## TASK STATEMENT
Return the records that follow unaltered. Omit every picture.

--- start of ENTRIES SUPPLIED ---

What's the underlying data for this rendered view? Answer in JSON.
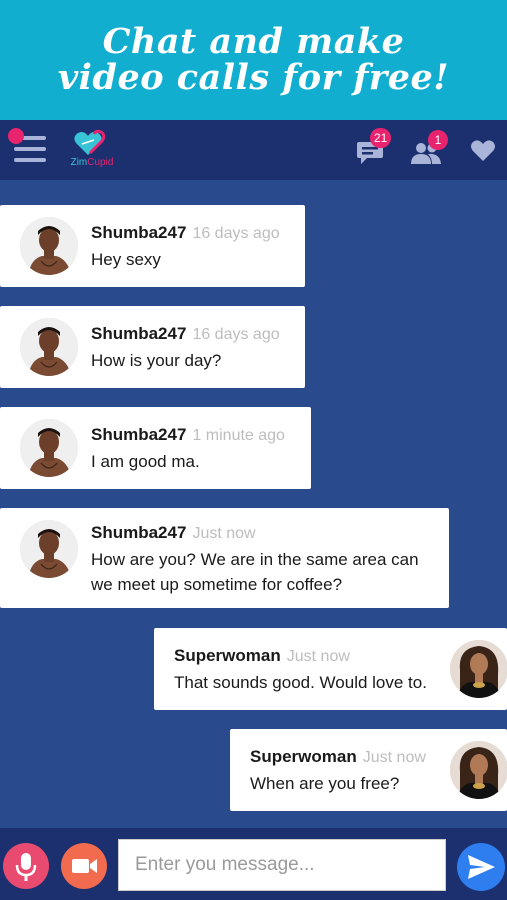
{
  "promo": {
    "line1": "Chat and make",
    "line2": "video calls for free!"
  },
  "appbar": {
    "logo_part1": "Zim",
    "logo_part2": "Cupid",
    "messages_count": "21",
    "requests_count": "1"
  },
  "messages": [
    {
      "sender": "Shumba247",
      "time": "16 days ago",
      "text": "Hey sexy"
    },
    {
      "sender": "Shumba247",
      "time": "16 days ago",
      "text": "How is your day?"
    },
    {
      "sender": "Shumba247",
      "time": "1 minute ago",
      "text": "I am good ma."
    },
    {
      "sender": "Shumba247",
      "time": "Just now",
      "text_line1": "How are you? We are in the same area can",
      "text_line2": "we meet up sometime for coffee?"
    },
    {
      "sender": "Superwoman",
      "time": "Just now",
      "text": "That sounds good. Would love to."
    },
    {
      "sender": "Superwoman",
      "time": "Just now",
      "text": "When are you free?"
    }
  ],
  "composer": {
    "placeholder": "Enter you message..."
  },
  "colors": {
    "promo_bg": "#12aed0",
    "appbar_bg": "#1c2f6e",
    "chat_bg": "#2a4a8e",
    "badge": "#e8246e",
    "mic_button": "#e94a6f",
    "video_button": "#f26b4e",
    "send_button": "#2f7ef0"
  },
  "icons": [
    "hamburger-menu-icon",
    "zimcupid-logo",
    "chat-bubble-icon",
    "users-icon",
    "heart-icon",
    "microphone-icon",
    "video-camera-icon",
    "send-icon"
  ]
}
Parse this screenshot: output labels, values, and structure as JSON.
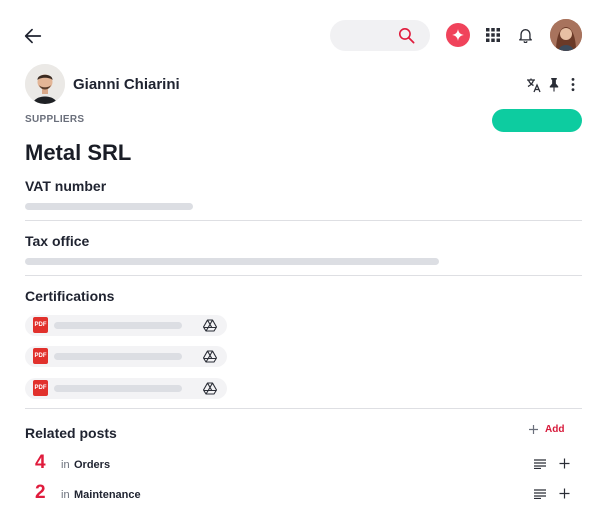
{
  "author": {
    "name": "Gianni Chiarini"
  },
  "post": {
    "category": "SUPPLIERS",
    "title": "Metal SRL"
  },
  "fields": [
    {
      "label": "VAT number"
    },
    {
      "label": "Tax office"
    },
    {
      "label": "Certifications"
    }
  ],
  "certifications": [
    {
      "type_badge": "PDF"
    },
    {
      "type_badge": "PDF"
    },
    {
      "type_badge": "PDF"
    }
  ],
  "related": {
    "label": "Related posts",
    "add_label": "Add",
    "items": [
      {
        "count": "4",
        "prefix": "in",
        "name": "Orders"
      },
      {
        "count": "2",
        "prefix": "in",
        "name": "Maintenance"
      }
    ]
  },
  "colors": {
    "accent": "#e01b3c",
    "status": "#0dcca0",
    "ai_button": "#f0435b",
    "pdf": "#e1312c"
  },
  "icons": [
    "back-arrow-icon",
    "search-icon",
    "sparkle-icon",
    "apps-grid-icon",
    "bell-icon",
    "translate-icon",
    "pin-icon",
    "more-vertical-icon",
    "pdf-icon",
    "google-drive-icon",
    "plus-icon",
    "lines-icon"
  ]
}
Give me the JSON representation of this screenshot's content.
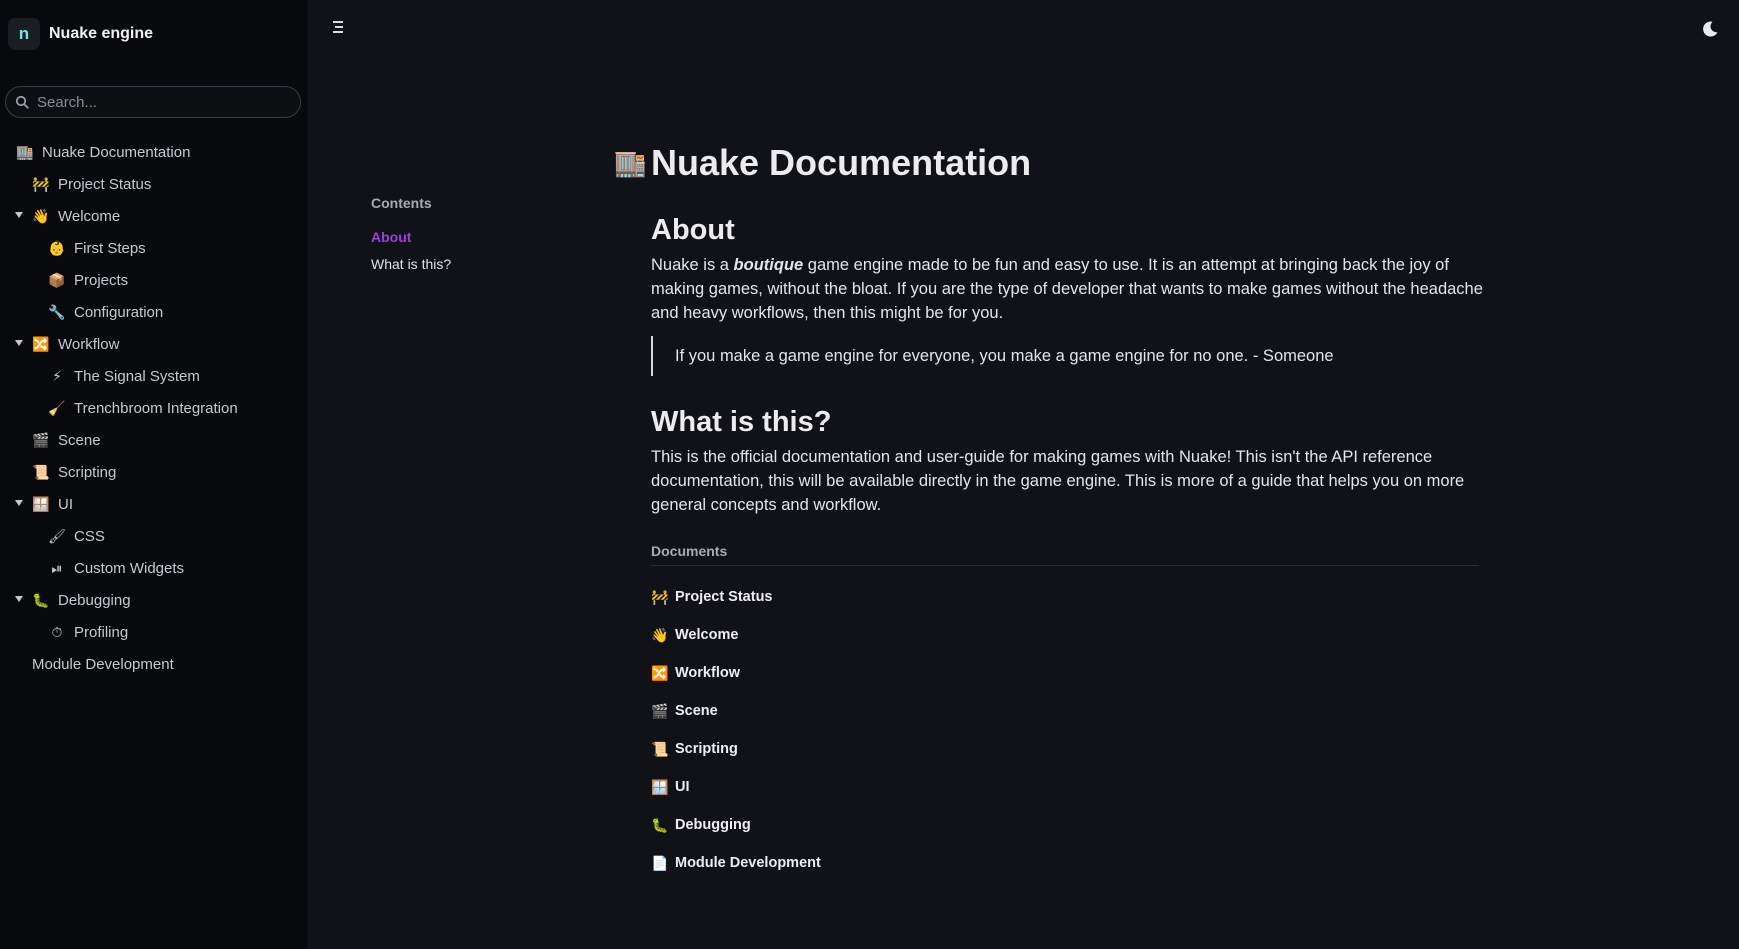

--- end of ENTRIES SUPPLIED ---

## RESPONSE TO THE EXERCISE
What's the underlying data for this rendered view? Answer in JSON.
{
  "promo": {
    "line1": "Chat and make",
    "line2": "video calls for free!"
  },
  "appbar": {
    "logo_part1": "Zim",
    "logo_part2": "Cupid",
    "messages_count": "21",
    "requests_count": "1"
  },
  "messages": [
    {
      "sender": "Shumba247",
      "time": "16 days ago",
      "text": "Hey sexy"
    },
    {
      "sender": "Shumba247",
      "time": "16 days ago",
      "text": "How is your day?"
    },
    {
      "sender": "Shumba247",
      "time": "1 minute ago",
      "text": "I am good ma."
    },
    {
      "sender": "Shumba247",
      "time": "Just now",
      "text_line1": "How are you? We are in the same area can",
      "text_line2": "we meet up sometime for coffee?"
    },
    {
      "sender": "Superwoman",
      "time": "Just now",
      "text": "That sounds good. Would love to."
    },
    {
      "sender": "Superwoman",
      "time": "Just now",
      "text": "When are you free?"
    }
  ],
  "composer": {
    "placeholder": "Enter you message..."
  },
  "colors": {
    "promo_bg": "#12aed0",
    "appbar_bg": "#1c2f6e",
    "chat_bg": "#2a4a8e",
    "badge": "#e8246e",
    "mic_button": "#e94a6f",
    "video_button": "#f26b4e",
    "send_button": "#2f7ef0"
  },
  "icons": [
    "hamburger-menu-icon",
    "zimcupid-logo",
    "chat-bubble-icon",
    "users-icon",
    "heart-icon",
    "microphone-icon",
    "video-camera-icon",
    "send-icon"
  ]
}
Parse this screenshot: output labels, values, and structure as JSON.
{
  "author": {
    "name": "Gianni Chiarini"
  },
  "post": {
    "category": "SUPPLIERS",
    "title": "Metal SRL"
  },
  "fields": [
    {
      "label": "VAT number"
    },
    {
      "label": "Tax office"
    },
    {
      "label": "Certifications"
    }
  ],
  "certifications": [
    {
      "type_badge": "PDF"
    },
    {
      "type_badge": "PDF"
    },
    {
      "type_badge": "PDF"
    }
  ],
  "related": {
    "label": "Related posts",
    "add_label": "Add",
    "items": [
      {
        "count": "4",
        "prefix": "in",
        "name": "Orders"
      },
      {
        "count": "2",
        "prefix": "in",
        "name": "Maintenance"
      }
    ]
  },
  "colors": {
    "accent": "#e01b3c",
    "status": "#0dcca0",
    "ai_button": "#f0435b",
    "pdf": "#e1312c"
  },
  "icons": [
    "back-arrow-icon",
    "search-icon",
    "sparkle-icon",
    "apps-grid-icon",
    "bell-icon",
    "translate-icon",
    "pin-icon",
    "more-vertical-icon",
    "pdf-icon",
    "google-drive-icon",
    "plus-icon",
    "lines-icon"
  ]
}
Give me the JSON representation of this screenshot's content.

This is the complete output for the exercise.